◆ FRAGMENT ◆
::::::

Hoge ambities rond nieuwbouw en verduurzaming zijn realiseerbaar
De ambitie van het kabinet is om tot en met 2030 900.00 nieuwbouwwoningen te realiseren en 1.500.000 bestaande woningen aardgasvrij te maken. Vanuit de structurele groei van de bouwcapaciteit is dit realiseerbaar, meldt het Economisch Instituut voor de Bouw (EIB). In de periode 2022-2030 is dan een groei van de werkgelegenheid nodig van 1,8% per jaar en een groei van de arbeidsproductiviteit van 1,6% per jaar. Dit zijn stevige groeicijfers, maar het vergt geen grote opschaling of technologische doorbraken om dit te realiseren. Op korte termijn kunnen zeer hoge ambities wel knelpunten opleveren. Om in 2024 al direct op te schalen naar 100.000 woningen en tegelijkertijd een grote sprong bij verduurzaming te maken, zijn in de periode 2022 tot en met 2024 50.000 extra arbeidskrachten nodig.
Hoewel een dergelijke groei eerder is gerealiseerd in de periode 2017-2019, is de arbeidsmarkt in de uitgangssituatie nu duidelijk krapper. Hier rijst de vraag of een evenwichtigere fasering niet wenselijk is, ook al omdat andere factoren buiten de bouwcapaciteit een dermate snelle opschaling niet aannemelijk maken.

::::::

◆ AANGELEVERDE GEGEVENS ◆
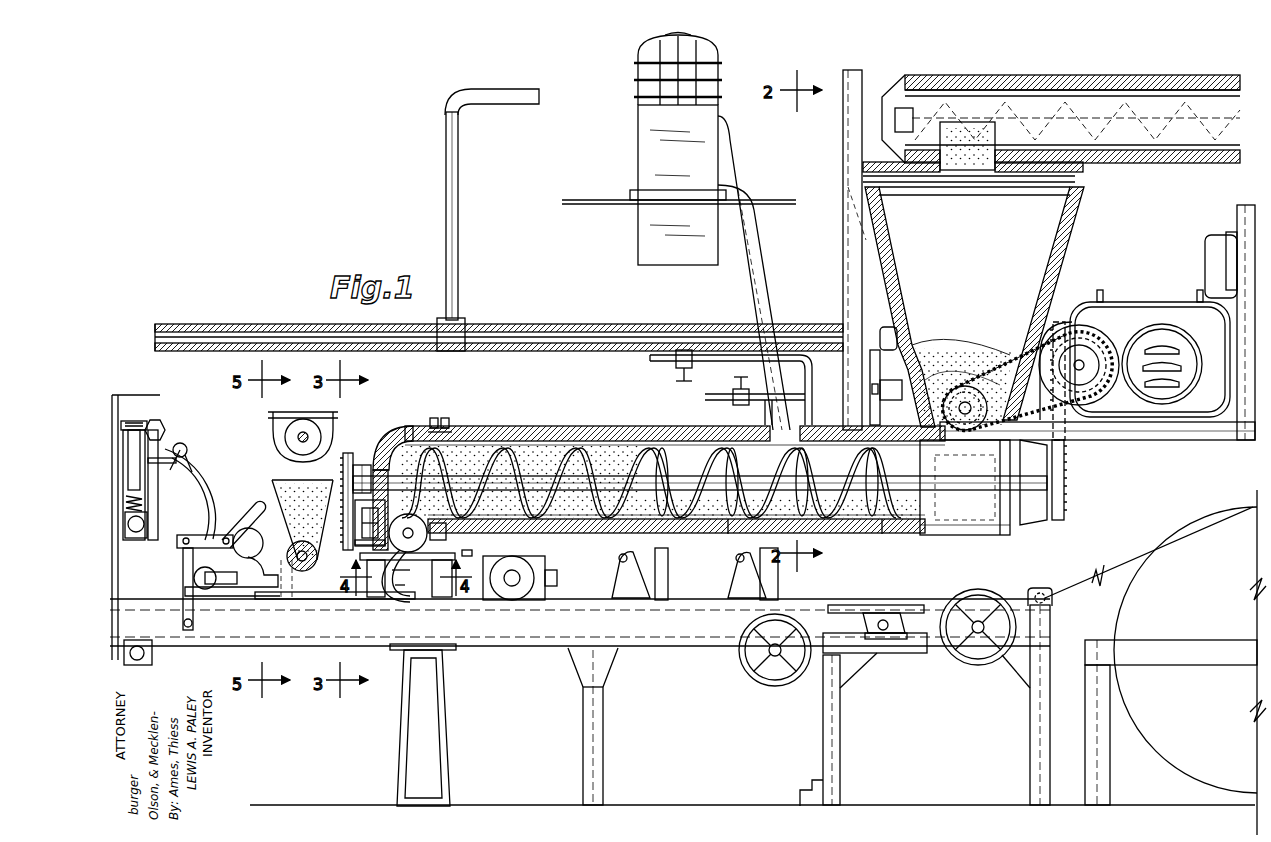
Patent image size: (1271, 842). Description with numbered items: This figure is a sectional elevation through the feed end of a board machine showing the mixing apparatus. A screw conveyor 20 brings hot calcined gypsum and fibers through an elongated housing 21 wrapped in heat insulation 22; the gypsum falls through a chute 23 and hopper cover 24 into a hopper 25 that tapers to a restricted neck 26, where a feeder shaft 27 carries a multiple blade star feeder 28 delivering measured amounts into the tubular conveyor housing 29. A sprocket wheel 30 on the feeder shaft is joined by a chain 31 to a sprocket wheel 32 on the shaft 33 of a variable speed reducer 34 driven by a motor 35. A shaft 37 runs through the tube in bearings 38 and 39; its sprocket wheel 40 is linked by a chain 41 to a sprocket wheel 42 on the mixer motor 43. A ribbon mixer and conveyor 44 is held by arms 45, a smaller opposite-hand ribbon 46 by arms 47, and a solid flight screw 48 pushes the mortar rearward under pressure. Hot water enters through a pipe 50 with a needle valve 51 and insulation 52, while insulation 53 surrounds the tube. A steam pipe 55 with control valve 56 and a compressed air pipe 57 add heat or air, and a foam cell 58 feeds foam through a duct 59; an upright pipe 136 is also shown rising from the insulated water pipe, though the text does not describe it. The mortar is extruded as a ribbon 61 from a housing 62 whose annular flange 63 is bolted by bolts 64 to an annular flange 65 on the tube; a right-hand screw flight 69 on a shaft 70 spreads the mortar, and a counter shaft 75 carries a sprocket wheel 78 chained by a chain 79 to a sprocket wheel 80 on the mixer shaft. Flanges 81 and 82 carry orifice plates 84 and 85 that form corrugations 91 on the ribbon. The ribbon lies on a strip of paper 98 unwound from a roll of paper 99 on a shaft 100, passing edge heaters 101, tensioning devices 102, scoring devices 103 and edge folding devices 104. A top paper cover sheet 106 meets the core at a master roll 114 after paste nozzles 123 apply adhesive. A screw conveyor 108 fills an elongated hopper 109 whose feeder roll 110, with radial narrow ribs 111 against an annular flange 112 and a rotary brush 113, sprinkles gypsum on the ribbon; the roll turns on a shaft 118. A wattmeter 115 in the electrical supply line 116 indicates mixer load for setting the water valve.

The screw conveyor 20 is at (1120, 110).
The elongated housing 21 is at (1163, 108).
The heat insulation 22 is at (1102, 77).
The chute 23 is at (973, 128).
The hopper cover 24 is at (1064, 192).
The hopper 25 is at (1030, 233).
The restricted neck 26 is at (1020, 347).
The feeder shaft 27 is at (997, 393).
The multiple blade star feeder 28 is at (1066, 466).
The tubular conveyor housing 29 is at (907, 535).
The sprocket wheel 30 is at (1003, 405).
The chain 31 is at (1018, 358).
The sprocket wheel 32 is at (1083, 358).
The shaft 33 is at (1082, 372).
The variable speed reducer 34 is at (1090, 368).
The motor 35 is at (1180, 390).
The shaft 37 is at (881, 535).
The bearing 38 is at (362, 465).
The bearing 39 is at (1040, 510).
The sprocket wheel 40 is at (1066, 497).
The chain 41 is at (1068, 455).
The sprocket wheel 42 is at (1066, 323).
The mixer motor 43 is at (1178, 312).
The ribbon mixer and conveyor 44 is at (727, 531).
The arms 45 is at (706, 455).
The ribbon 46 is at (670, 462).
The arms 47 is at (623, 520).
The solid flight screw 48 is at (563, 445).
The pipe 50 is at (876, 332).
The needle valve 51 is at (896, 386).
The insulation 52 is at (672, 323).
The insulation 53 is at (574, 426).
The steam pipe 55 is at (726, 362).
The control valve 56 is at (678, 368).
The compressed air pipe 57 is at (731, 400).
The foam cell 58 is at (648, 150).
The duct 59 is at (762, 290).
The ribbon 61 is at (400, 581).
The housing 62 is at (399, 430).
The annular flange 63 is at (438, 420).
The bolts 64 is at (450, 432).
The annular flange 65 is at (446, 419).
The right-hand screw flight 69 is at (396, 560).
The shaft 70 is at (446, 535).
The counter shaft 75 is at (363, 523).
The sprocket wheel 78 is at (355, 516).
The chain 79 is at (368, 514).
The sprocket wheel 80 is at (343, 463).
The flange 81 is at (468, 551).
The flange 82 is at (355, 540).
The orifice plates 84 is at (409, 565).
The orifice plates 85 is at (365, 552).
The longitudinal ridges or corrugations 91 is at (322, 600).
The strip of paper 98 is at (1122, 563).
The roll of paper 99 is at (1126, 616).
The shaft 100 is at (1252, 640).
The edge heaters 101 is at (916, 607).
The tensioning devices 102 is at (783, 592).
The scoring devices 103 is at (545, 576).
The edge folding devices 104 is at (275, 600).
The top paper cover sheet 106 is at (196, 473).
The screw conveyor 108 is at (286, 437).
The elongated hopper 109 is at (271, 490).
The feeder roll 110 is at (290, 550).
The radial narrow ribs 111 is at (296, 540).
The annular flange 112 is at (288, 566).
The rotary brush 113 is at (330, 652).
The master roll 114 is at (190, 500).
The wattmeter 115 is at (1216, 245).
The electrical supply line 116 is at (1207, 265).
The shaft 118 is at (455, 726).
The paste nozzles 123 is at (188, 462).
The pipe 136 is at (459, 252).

::::::

◆ SCHRIFTELIJKE OPDRACHT 1 ◆
Typ uit het fragment over nieuwbouw en verduurzaming alles over vanaf "Hoge ambities rond" tot en met "extra arbeidskrachten nodig.".
◆ SCHRIFTELIJKE OPDRACHT 2 ◆
Welke verschillende jaartallen komen voor in het fragment over nieuwbouw en verduurzaming? Noem ze allemaal.
◆ SCHRIFTELIJKE OPDRACHT 3 ◆
Schrijf het fragment over nieuwbouw en verduurzaming verder, te beginnen na de laatste zin.
De items hoeven niet gebruikt te worden.

◆ ANTWOORD 1 ◆
Hoge ambities rond nieuwbouw en verduurzaming zijn realiseerbaar
De ambitie van het kabinet is om tot en met 2030 900.00 nieuwbouwwoningen te realiseren en 1.500.000 bestaande woningen aardgasvrij te maken. Vanuit de structurele groei van de bouwcapaciteit is dit realiseerbaar, meldt het Economisch Instituut voor de Bouw (EIB). In de periode 2022-2030 is dan een groei van de werkgelegenheid nodig van 1,8% per jaar en een groei van de arbeidsproductiviteit van 1,6% per jaar. Dit zijn stevige groeicijfers, maar het vergt geen grote opschaling of technologische doorbraken om dit te realiseren. Op korte termijn kunnen zeer hoge ambities wel knelpunten opleveren. Om in 2024 al direct op te schalen naar 100.000 woningen en tegelijkertijd een grote sprong bij verduurzaming te maken, zijn in de periode 2022 tot en met 2024 50.000 extra arbeidskrachten nodig.

◆ ANTWOORD 2 ◆
2017, 2019, 2022, 2024 en 2030

◆ ANTWOORD 3 ◆
Realiseerbaar
Dit concludeert het EIB in de zojuist verschenen studie 'Analyse bouwcapaciteit'. Structureel
zijn de hoge productieniveaus haalbaar De centrale conclusie uit de analyse is dat een nieuwbouwproductie van 900.000 woningen in de periode 2022-2030 in combinatie met de hoge duurzaamheidsambities realiseerbaar moet zijn vanuit de bouwcapaciteit. Over de gehele periode bezien vereist dit een groei van de werkgelegenheid van 1,8% per jaar, terwijl de arbeidsproductiviteit met gemiddeld 1,6% per jaar moet toenemen. Een dergelijke groei van de arbeidsproductiviteit is bij de hoge productiegroei haalbaar en past bij een technologisch beeld van incrementele vooruitgang. Bij de werkgelegenheid kan instroom vanuit de opleidingen en structurele groei van buitenlandse arbeidskrachten het leeuwendeel van de vereiste structurele arbeidscapaciteit leveren in de periode 2022-2030.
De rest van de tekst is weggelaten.